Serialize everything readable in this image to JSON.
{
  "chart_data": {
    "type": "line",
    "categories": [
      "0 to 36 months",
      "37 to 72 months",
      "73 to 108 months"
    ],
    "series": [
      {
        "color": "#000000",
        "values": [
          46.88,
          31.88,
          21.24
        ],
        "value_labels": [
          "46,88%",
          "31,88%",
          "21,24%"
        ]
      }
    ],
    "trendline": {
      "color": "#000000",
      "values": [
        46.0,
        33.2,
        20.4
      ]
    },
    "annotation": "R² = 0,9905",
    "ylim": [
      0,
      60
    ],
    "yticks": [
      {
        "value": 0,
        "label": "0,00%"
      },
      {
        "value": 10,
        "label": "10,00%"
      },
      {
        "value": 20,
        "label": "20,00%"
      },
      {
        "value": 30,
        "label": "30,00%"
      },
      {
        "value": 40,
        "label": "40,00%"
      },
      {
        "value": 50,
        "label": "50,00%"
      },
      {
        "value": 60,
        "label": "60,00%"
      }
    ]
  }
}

Set problem
Write every entry out again exactly.

Output of the task
Serialize everything readable in this image to JSON.
{
  "chart_data": {
    "type": "line",
    "categories": [
      "0 to 36 months",
      "37 to 72 months",
      "73 to 108 months"
    ],
    "series": [
      {
        "color": "#000000",
        "values": [
          46.88,
          31.88,
          21.24
        ],
        "value_labels": [
          "46,88%",
          "31,88%",
          "21,24%"
        ]
      }
    ],
    "trendline": {
      "color": "#000000",
      "values": [
        46.0,
        33.2,
        20.4
      ]
    },
    "annotation": "R² = 0,9905",
    "ylim": [
      0,
      60
    ],
    "yticks": [
      {
        "value": 0,
        "label": "0,00%"
      },
      {
        "value": 10,
        "label": "10,00%"
      },
      {
        "value": 20,
        "label": "20,00%"
      },
      {
        "value": 30,
        "label": "30,00%"
      },
      {
        "value": 40,
        "label": "40,00%"
      },
      {
        "value": 50,
        "label": "50,00%"
      },
      {
        "value": 60,
        "label": "60,00%"
      }
    ]
  }
}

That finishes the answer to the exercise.